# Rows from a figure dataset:
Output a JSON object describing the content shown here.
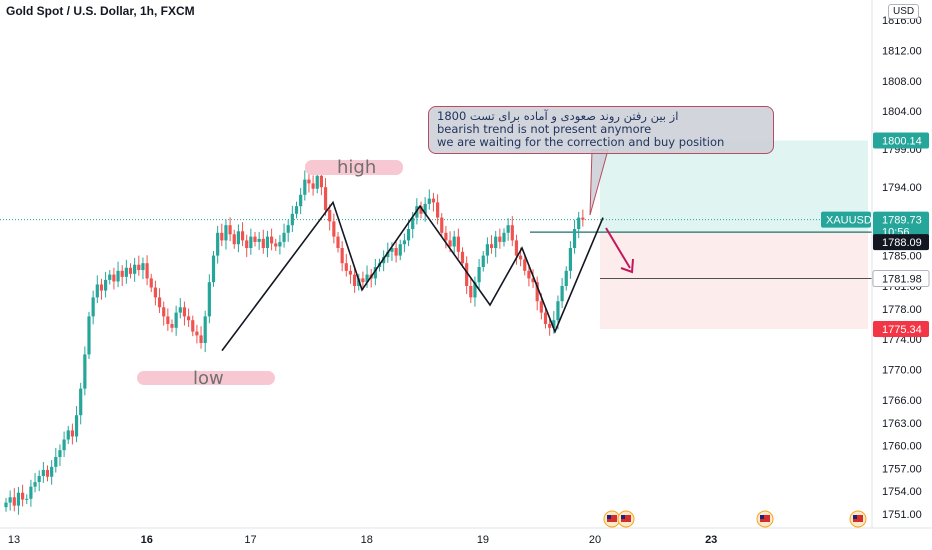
{
  "header": {
    "title": "Gold Spot / U.S. Dollar, 1h, FXCM",
    "currency": "USD"
  },
  "annotations": {
    "note_line1": "از بین رفتن روند صعودی و آماده برای تست 1800",
    "note_line2": "bearish trend is not present anymore",
    "note_line3": "we are waiting for the correction and buy position",
    "high_label": "high",
    "low_label": "low"
  },
  "price_tags": {
    "target": "1800.14",
    "symbol": "XAUUSD",
    "last": "1789.73",
    "countdown": "10:56",
    "entry": "1788.09",
    "level": "1781.98",
    "stop": "1775.34"
  },
  "colors": {
    "bull": "#26a69a",
    "bear": "#ef5350",
    "profit_zone": "#e0f4f1",
    "loss_zone": "#fdecec",
    "target_tag": "#26a69a",
    "stop_tag": "#f23645",
    "entry_tag": "#131722",
    "arrow": "#c2185b",
    "highlight": "#f8c8d2"
  },
  "chart_data": {
    "type": "candlestick",
    "symbol": "XAUUSD",
    "timeframe": "1h",
    "ylim": [
      1749,
      1819
    ],
    "y_ticks": [
      "1816.00",
      "1812.00",
      "1808.00",
      "1804.00",
      "1799.00",
      "1794.00",
      "1790.00",
      "1785.00",
      "1781.00",
      "1778.00",
      "1774.00",
      "1770.00",
      "1766.00",
      "1763.00",
      "1760.00",
      "1757.00",
      "1754.00",
      "1751.00"
    ],
    "y_tick_values": [
      1816,
      1812,
      1808,
      1804,
      1799,
      1794,
      1790,
      1785,
      1781,
      1778,
      1774,
      1770,
      1766,
      1763,
      1760,
      1757,
      1754,
      1751
    ],
    "x_ticks": [
      "13",
      "16",
      "17",
      "18",
      "19",
      "20",
      "23"
    ],
    "x_tick_positions": [
      0,
      32,
      57,
      85,
      113,
      140,
      168
    ],
    "closes": [
      1752.5,
      1753.2,
      1752.1,
      1753.8,
      1752.9,
      1753.0,
      1754.6,
      1755.2,
      1756.0,
      1756.8,
      1755.9,
      1757.2,
      1758.5,
      1759.4,
      1760.8,
      1762.0,
      1761.2,
      1764.0,
      1767.5,
      1772.0,
      1777.0,
      1779.5,
      1781.2,
      1780.4,
      1781.8,
      1782.5,
      1781.6,
      1783.0,
      1782.2,
      1783.4,
      1782.6,
      1783.8,
      1783.1,
      1784.0,
      1782.0,
      1780.8,
      1779.5,
      1778.2,
      1777.0,
      1776.0,
      1775.5,
      1777.5,
      1778.2,
      1777.0,
      1776.5,
      1775.0,
      1774.5,
      1773.5,
      1777.0,
      1781.5,
      1785.0,
      1788.0,
      1787.0,
      1789.0,
      1787.8,
      1786.5,
      1788.2,
      1787.0,
      1786.0,
      1787.5,
      1786.8,
      1787.2,
      1786.0,
      1787.5,
      1786.6,
      1786.2,
      1786.8,
      1788.0,
      1789.0,
      1790.5,
      1791.5,
      1793.0,
      1795.0,
      1794.5,
      1793.8,
      1795.5,
      1794.0,
      1791.0,
      1789.5,
      1787.5,
      1786.0,
      1784.0,
      1783.0,
      1782.5,
      1781.0,
      1782.0,
      1781.5,
      1782.5,
      1782.0,
      1783.5,
      1784.0,
      1784.8,
      1785.5,
      1786.0,
      1785.0,
      1786.5,
      1787.0,
      1788.5,
      1790.0,
      1791.5,
      1790.5,
      1791.8,
      1792.5,
      1792.0,
      1790.0,
      1788.0,
      1787.0,
      1786.2,
      1787.5,
      1785.5,
      1784.0,
      1781.0,
      1779.5,
      1781.5,
      1783.5,
      1785.0,
      1786.5,
      1786.0,
      1787.5,
      1786.8,
      1788.0,
      1789.0,
      1787.0,
      1785.0,
      1784.5,
      1783.0,
      1782.0,
      1781.5,
      1779.0,
      1777.5,
      1776.0,
      1775.5,
      1776.5,
      1779.0,
      1781.0,
      1783.0,
      1786.0,
      1788.5,
      1790.0,
      1789.73
    ],
    "drawn_zigzag_prices": [
      1772.5,
      1792,
      1780.5,
      1791.5,
      1778.5,
      1786,
      1775,
      1790
    ],
    "position_tool": {
      "entry": 1788.09,
      "target": 1800.14,
      "stop": 1775.34,
      "level": 1781.98,
      "last": 1789.73
    }
  }
}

# EXERCISE:
Print each entry shown above with exact wording and no pictures.

# REPLY TO THE TASK:
Output a JSON object describing the content shown here.
{
  "header": {
    "title": "Gold Spot / U.S. Dollar, 1h, FXCM",
    "currency": "USD"
  },
  "annotations": {
    "note_line1": "از بین رفتن روند صعودی و آماده برای تست 1800",
    "note_line2": "bearish trend is not present anymore",
    "note_line3": "we are waiting for the correction and buy position",
    "high_label": "high",
    "low_label": "low"
  },
  "price_tags": {
    "target": "1800.14",
    "symbol": "XAUUSD",
    "last": "1789.73",
    "countdown": "10:56",
    "entry": "1788.09",
    "level": "1781.98",
    "stop": "1775.34"
  },
  "colors": {
    "bull": "#26a69a",
    "bear": "#ef5350",
    "profit_zone": "#e0f4f1",
    "loss_zone": "#fdecec",
    "target_tag": "#26a69a",
    "stop_tag": "#f23645",
    "entry_tag": "#131722",
    "arrow": "#c2185b",
    "highlight": "#f8c8d2"
  },
  "chart_data": {
    "type": "candlestick",
    "symbol": "XAUUSD",
    "timeframe": "1h",
    "ylim": [
      1749,
      1819
    ],
    "y_ticks": [
      "1816.00",
      "1812.00",
      "1808.00",
      "1804.00",
      "1799.00",
      "1794.00",
      "1790.00",
      "1785.00",
      "1781.00",
      "1778.00",
      "1774.00",
      "1770.00",
      "1766.00",
      "1763.00",
      "1760.00",
      "1757.00",
      "1754.00",
      "1751.00"
    ],
    "y_tick_values": [
      1816,
      1812,
      1808,
      1804,
      1799,
      1794,
      1790,
      1785,
      1781,
      1778,
      1774,
      1770,
      1766,
      1763,
      1760,
      1757,
      1754,
      1751
    ],
    "x_ticks": [
      "13",
      "16",
      "17",
      "18",
      "19",
      "20",
      "23"
    ],
    "x_tick_positions": [
      0,
      32,
      57,
      85,
      113,
      140,
      168
    ],
    "closes": [
      1752.5,
      1753.2,
      1752.1,
      1753.8,
      1752.9,
      1753.0,
      1754.6,
      1755.2,
      1756.0,
      1756.8,
      1755.9,
      1757.2,
      1758.5,
      1759.4,
      1760.8,
      1762.0,
      1761.2,
      1764.0,
      1767.5,
      1772.0,
      1777.0,
      1779.5,
      1781.2,
      1780.4,
      1781.8,
      1782.5,
      1781.6,
      1783.0,
      1782.2,
      1783.4,
      1782.6,
      1783.8,
      1783.1,
      1784.0,
      1782.0,
      1780.8,
      1779.5,
      1778.2,
      1777.0,
      1776.0,
      1775.5,
      1777.5,
      1778.2,
      1777.0,
      1776.5,
      1775.0,
      1774.5,
      1773.5,
      1777.0,
      1781.5,
      1785.0,
      1788.0,
      1787.0,
      1789.0,
      1787.8,
      1786.5,
      1788.2,
      1787.0,
      1786.0,
      1787.5,
      1786.8,
      1787.2,
      1786.0,
      1787.5,
      1786.6,
      1786.2,
      1786.8,
      1788.0,
      1789.0,
      1790.5,
      1791.5,
      1793.0,
      1795.0,
      1794.5,
      1793.8,
      1795.5,
      1794.0,
      1791.0,
      1789.5,
      1787.5,
      1786.0,
      1784.0,
      1783.0,
      1782.5,
      1781.0,
      1782.0,
      1781.5,
      1782.5,
      1782.0,
      1783.5,
      1784.0,
      1784.8,
      1785.5,
      1786.0,
      1785.0,
      1786.5,
      1787.0,
      1788.5,
      1790.0,
      1791.5,
      1790.5,
      1791.8,
      1792.5,
      1792.0,
      1790.0,
      1788.0,
      1787.0,
      1786.2,
      1787.5,
      1785.5,
      1784.0,
      1781.0,
      1779.5,
      1781.5,
      1783.5,
      1785.0,
      1786.5,
      1786.0,
      1787.5,
      1786.8,
      1788.0,
      1789.0,
      1787.0,
      1785.0,
      1784.5,
      1783.0,
      1782.0,
      1781.5,
      1779.0,
      1777.5,
      1776.0,
      1775.5,
      1776.5,
      1779.0,
      1781.0,
      1783.0,
      1786.0,
      1788.5,
      1790.0,
      1789.73
    ],
    "drawn_zigzag_prices": [
      1772.5,
      1792,
      1780.5,
      1791.5,
      1778.5,
      1786,
      1775,
      1790
    ],
    "position_tool": {
      "entry": 1788.09,
      "target": 1800.14,
      "stop": 1775.34,
      "level": 1781.98,
      "last": 1789.73
    }
  }
}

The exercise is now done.